- Task set:
**a)** In the essay about the "Thriller" flash mob class, what did Hugh tell students to pretend during the "advance" portion of the routine?
**b)** Continue the essay about the "Thriller" flash mob class, starting after its last sentence.

- Page excerpt:
# # #

Wait. I suddenly realize my readers may not know what a “flash mob” is.

Mom, Dad: A flash mob consists of a large group of people who assemble in a public place and, to the delighted surprise of onlookers, spontaneously break into a dance choreographed to a song broadcast over a sound system.

Flash mobs have been a “thing” since 2003, but I didn’t know of them until 2010, when I watched the season two “Modern Family” episode, “Manny Get Your Gun.” During the episode, Mitchell surprises Cameron by joining a flash mob performing En Vogue’s “Free Your Mind” at a shopping mall. But instead of expressing the customary delight, Cameron feels left out.

“You cheated on me with choreography, and that is the worst kind,” Cameron tells his partner.

To ensure my partner didn’t devolve into sour puss-hood, I invited him along to Sunday’s “Thriller” session, the first of two classes on the path to official flash mob certification. Surprisingly, he agreed to go.

Levy Dance Studio was tucked into a narrow SoMa alley, and Matt and I would have overlooked the garage door entrance had not more than 100 people been loitering outside on the pigeon-poop strewn sidewalk. They wore the rough-and-tumble expressions of “West Side Story” gangs ready to rumble, and I felt strangely subversive standing among them, as if we were all assembled for an underground meeting to plan a shake up of the populace through synchronized dance.

Matt seemed to be the only student outfitted in khakis, a polo and Converse sneakers for two hours of spastic shimmying and crotch grabbing. With 100 bodies about to be crammed into an air conditioning-deprived room, he would soon pay for the wardrobe miscalculation with sweat.

From the exuberant clapping and hooting that accompanied his introduction, I gathered Julien, the instructor, is some kind of “Thriller” expert. Blond, skinny and unmistakably French, Julien referred to the song as “Triller,” an adorable mispronunciation the female half of the room naturally found quite endearing. He’s a tenured professor of zombie behavior and likely hails from a top Parisian dance conservatory’s Michael Jackson “Bust a Move” Department.

But even Julien, in all his “Triller” wisdom, was no match for Hugh, a member of the class who gradually took center stage. The Gumby-like youth, it seems, is a “Thriller” demigod, a conduit between the Great Michael, lord of dance, and mere pelvic thrusting novices. Hugh, you see, has had instruction from the zombies who appeared in the original music video.

“Pretend you’re carrying a barrel,” Hugh advised during the jittery “advance” portion of the routine.

Hugh was lithe, limber and flawlessly smooth; each of his observations and tips was met with uproarious applause from the students and gratitude from the good-natured Julien.

Turns out, my favorite “Thriller” dance step is zombie stomping – probably because it requires little coordination and happens to be the first move in the routine.

# # #

- Given data:
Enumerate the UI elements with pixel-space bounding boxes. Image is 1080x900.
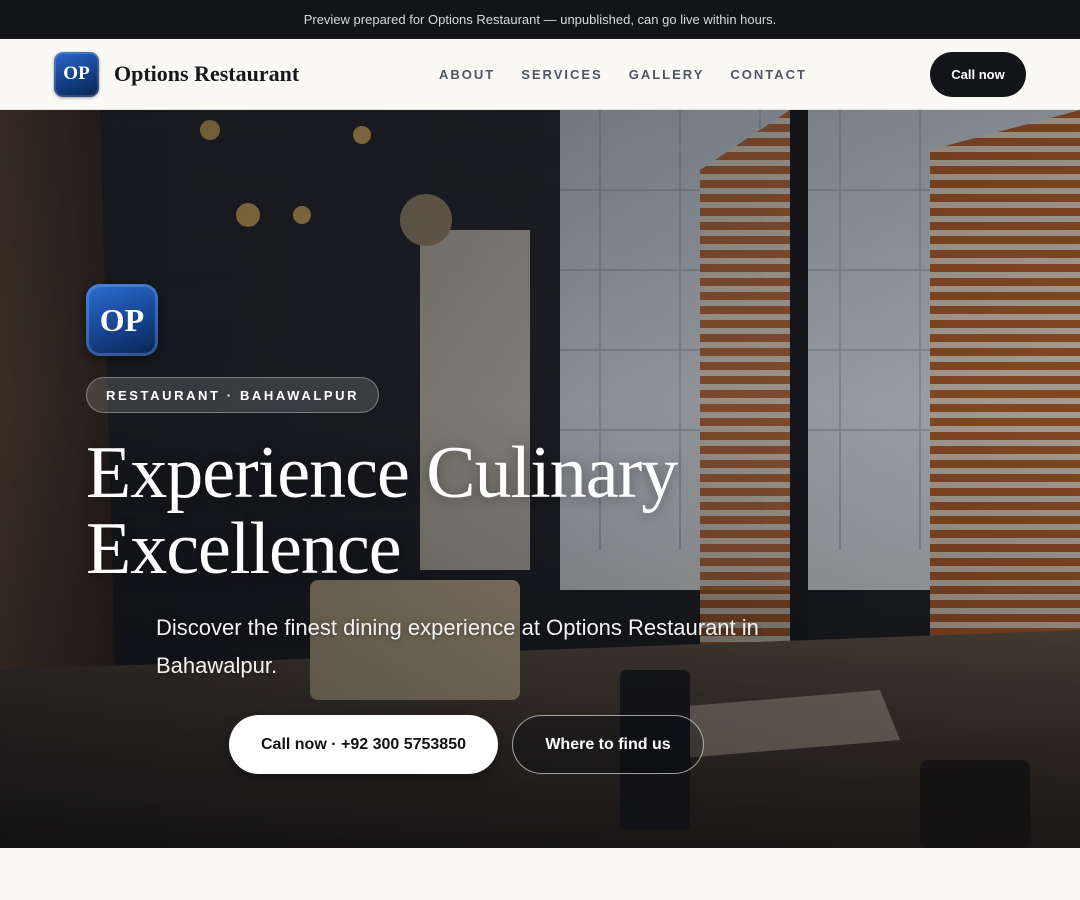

# # #

- Answers to each task:
**a)** He told them to pretend they were carrying a barrel.

**b)**
When it comes to choreographed dance routines, Matt and I both display signs of early-onset Alzheimer’s; we can’t recall a damn thing. This uncanny forgetfulness is only exasperated by the presence of other dancers, who undoubtedly judge us and deem us unworthy of personhood. So we positioned ourselves in the far back corner of the studio, where Julien and Hugh were less likely to notice when we swung our hips left instead of right or, perhaps, crashed into the utility sink. Our preparations were foiled, however, when Julien began swapping the order of the lines “so that everyone had a chance at the front.”

Matt and I’s “front” was the meeting point of two mirrored walls. All the other zombies could clearly see us from that position and, sensing our weakness, they continued to advance until we were trapped in the corner.

“Please,” I cooed to another couple. “Take the front position. We don’t mind.”

With the two of them in front, we could follow their lead or, if they screwed up, judge them.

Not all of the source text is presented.